PROBLEM TO WORK ON
In the listing below, locate the lines that hold the string "bubbles". Copy those lines.

--- --- ---

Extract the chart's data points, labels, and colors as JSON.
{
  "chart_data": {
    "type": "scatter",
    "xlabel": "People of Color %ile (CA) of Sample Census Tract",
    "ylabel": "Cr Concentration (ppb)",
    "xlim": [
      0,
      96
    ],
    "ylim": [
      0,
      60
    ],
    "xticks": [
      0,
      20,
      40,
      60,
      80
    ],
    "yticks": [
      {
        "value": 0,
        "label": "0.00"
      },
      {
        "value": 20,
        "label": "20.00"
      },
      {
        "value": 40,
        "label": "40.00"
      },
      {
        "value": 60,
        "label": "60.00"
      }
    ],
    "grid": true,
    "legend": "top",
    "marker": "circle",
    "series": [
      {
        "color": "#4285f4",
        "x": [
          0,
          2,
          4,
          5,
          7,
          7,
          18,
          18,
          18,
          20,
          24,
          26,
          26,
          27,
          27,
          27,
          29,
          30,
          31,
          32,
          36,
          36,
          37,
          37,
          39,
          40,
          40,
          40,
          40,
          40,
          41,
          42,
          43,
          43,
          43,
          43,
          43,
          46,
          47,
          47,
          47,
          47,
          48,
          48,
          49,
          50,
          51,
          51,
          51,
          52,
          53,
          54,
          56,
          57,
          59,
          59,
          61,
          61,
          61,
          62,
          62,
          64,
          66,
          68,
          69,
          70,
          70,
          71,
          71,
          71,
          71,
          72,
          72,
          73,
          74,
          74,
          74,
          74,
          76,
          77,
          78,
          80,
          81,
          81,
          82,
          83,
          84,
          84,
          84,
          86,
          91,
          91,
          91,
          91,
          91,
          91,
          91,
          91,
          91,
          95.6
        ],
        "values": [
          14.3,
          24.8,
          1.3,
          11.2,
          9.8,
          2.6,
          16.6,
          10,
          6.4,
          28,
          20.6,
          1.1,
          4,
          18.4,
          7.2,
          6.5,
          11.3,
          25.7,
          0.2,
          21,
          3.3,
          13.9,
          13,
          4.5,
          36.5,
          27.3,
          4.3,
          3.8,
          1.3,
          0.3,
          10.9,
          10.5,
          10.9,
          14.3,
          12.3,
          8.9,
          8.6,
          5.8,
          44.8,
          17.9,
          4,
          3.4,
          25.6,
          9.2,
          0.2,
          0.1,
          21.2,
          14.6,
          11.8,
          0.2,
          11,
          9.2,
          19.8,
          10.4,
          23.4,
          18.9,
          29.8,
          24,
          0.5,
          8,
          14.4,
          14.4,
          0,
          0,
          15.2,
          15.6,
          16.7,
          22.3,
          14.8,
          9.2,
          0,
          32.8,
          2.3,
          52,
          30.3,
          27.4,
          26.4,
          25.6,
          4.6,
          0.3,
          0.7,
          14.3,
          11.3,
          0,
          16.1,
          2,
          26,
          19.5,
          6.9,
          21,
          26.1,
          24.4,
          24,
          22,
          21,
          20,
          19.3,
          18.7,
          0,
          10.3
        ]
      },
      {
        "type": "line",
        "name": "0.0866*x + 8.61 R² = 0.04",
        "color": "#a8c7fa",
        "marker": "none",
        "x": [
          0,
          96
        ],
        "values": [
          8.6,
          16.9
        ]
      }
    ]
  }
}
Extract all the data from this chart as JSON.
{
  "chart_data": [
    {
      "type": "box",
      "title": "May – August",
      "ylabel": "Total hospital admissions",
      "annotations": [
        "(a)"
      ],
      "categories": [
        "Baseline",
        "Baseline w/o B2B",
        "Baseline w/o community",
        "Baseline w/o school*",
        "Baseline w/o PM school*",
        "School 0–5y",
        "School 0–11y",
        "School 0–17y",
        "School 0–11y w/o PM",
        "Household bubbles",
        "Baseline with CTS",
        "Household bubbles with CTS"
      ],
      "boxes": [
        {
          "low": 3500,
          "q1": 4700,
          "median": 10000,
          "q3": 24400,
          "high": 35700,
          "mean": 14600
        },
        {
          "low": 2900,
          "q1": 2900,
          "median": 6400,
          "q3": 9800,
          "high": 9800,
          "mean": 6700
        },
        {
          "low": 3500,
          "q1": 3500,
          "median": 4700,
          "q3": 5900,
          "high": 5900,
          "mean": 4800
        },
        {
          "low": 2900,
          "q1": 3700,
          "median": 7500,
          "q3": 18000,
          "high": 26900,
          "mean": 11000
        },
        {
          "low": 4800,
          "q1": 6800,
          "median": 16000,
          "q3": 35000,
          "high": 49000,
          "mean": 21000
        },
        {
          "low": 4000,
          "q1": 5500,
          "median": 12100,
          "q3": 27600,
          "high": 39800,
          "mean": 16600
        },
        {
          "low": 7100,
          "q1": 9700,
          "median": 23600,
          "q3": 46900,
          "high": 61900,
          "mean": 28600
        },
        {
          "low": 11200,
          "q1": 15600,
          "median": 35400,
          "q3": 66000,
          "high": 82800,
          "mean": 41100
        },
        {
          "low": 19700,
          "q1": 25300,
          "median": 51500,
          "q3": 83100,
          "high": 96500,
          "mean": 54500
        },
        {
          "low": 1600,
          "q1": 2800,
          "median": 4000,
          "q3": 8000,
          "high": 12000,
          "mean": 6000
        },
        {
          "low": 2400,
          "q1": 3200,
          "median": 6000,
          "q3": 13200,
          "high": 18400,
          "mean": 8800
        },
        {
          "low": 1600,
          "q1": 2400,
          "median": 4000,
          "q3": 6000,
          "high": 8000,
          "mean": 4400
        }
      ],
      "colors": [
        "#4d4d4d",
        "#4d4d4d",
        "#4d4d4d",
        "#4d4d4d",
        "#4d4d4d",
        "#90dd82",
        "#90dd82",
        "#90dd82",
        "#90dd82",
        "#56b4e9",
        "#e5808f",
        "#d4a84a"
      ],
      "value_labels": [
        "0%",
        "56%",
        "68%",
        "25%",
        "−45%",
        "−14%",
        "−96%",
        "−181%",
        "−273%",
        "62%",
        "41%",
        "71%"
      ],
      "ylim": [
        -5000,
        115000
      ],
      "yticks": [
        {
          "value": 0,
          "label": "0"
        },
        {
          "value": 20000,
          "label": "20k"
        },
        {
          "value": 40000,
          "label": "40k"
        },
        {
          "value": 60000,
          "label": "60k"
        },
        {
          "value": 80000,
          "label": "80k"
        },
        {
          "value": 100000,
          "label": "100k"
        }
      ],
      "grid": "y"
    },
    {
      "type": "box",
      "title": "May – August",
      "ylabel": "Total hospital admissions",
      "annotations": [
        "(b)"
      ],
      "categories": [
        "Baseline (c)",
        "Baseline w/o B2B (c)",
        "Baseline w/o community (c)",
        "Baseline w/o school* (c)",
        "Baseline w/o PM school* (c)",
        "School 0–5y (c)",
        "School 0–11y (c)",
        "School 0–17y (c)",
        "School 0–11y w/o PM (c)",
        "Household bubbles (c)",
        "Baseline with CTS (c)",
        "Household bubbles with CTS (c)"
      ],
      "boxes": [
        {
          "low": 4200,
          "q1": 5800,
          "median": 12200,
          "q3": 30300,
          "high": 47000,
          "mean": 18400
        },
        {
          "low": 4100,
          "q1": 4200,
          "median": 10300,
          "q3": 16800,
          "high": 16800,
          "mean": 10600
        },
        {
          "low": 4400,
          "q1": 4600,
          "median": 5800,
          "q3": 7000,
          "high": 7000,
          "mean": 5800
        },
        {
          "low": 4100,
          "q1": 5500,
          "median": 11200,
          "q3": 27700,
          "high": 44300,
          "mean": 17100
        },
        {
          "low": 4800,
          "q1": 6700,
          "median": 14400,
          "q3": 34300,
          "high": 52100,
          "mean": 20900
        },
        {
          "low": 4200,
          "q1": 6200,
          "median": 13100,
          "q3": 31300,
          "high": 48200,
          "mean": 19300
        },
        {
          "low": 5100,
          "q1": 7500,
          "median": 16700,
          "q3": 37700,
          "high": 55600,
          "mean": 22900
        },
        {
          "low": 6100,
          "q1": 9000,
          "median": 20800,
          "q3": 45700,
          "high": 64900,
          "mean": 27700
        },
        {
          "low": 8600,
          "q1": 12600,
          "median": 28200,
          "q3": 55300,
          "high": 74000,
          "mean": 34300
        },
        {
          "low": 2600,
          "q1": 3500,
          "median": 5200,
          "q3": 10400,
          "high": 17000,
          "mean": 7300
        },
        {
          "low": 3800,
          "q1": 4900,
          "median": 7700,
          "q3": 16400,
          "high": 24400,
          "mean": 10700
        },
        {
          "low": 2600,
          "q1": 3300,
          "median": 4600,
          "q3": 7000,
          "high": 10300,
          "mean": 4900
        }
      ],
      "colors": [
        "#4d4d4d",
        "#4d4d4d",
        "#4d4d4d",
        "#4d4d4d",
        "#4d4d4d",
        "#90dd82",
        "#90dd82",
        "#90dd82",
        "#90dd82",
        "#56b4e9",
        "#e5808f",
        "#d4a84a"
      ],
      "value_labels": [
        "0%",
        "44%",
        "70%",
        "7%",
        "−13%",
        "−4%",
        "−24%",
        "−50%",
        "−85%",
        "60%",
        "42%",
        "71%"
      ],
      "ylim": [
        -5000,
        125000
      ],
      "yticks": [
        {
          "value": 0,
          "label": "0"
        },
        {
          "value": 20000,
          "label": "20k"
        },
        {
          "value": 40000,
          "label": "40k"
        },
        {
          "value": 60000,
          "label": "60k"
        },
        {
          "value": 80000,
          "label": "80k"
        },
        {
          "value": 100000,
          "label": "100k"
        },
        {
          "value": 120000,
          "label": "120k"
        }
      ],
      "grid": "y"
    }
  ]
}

--- --- ---

ANSWER BELOW
        "Household bubbles",
        "Household bubbles with CTS"
        "Household bubbles (c)",
        "Household bubbles with CTS (c)"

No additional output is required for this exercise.